In the entries below, count every line with the word "equitas". Return only the count.

====== Raw data ======

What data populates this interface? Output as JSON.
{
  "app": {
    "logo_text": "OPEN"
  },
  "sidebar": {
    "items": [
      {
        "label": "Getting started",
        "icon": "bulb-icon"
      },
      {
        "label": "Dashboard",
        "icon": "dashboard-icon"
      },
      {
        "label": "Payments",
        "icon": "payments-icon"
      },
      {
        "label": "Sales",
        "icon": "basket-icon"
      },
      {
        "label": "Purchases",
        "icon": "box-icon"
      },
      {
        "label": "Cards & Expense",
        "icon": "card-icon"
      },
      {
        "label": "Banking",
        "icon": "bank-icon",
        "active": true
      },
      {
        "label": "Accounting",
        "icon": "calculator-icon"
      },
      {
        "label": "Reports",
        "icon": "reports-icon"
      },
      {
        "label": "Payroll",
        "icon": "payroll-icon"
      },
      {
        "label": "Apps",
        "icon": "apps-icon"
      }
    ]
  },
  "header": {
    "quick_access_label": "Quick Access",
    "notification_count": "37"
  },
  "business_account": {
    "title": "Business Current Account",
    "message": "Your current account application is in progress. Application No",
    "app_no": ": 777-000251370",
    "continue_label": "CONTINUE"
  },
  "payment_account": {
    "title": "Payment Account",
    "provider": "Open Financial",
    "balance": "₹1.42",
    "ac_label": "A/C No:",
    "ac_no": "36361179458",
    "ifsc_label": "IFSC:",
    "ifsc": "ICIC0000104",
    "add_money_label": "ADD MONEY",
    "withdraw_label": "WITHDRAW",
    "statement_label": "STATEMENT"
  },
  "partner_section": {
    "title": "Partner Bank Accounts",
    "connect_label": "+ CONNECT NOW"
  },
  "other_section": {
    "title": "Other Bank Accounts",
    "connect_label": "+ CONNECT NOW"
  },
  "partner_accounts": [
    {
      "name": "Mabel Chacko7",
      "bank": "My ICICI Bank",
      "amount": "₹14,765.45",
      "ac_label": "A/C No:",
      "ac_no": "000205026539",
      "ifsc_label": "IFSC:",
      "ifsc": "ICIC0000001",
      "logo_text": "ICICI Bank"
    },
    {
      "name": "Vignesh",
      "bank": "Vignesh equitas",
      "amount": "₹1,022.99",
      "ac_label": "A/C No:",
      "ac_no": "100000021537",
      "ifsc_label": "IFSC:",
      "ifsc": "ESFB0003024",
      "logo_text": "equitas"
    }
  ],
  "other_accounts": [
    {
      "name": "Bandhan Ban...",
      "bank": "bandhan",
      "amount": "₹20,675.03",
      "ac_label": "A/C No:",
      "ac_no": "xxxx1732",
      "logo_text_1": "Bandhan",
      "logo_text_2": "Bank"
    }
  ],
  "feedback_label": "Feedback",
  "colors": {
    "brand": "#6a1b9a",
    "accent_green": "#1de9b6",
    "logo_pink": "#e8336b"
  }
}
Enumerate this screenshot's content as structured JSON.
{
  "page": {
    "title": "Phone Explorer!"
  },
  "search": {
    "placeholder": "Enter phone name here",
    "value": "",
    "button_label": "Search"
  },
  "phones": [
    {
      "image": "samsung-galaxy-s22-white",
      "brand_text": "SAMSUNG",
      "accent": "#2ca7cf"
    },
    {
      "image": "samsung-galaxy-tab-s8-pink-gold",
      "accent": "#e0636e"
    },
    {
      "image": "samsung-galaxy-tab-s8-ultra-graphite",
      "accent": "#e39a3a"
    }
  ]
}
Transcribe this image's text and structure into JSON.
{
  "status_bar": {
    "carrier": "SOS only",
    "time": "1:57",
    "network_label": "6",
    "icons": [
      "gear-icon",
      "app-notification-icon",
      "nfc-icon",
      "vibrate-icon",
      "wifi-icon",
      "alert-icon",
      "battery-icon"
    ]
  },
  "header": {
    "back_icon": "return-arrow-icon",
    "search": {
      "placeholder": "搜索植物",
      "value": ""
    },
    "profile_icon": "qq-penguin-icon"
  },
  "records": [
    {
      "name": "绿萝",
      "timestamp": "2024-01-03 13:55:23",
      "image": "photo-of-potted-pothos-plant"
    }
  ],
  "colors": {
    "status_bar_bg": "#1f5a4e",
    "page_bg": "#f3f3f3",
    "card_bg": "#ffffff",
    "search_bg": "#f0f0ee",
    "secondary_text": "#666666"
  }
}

======

**Output**
2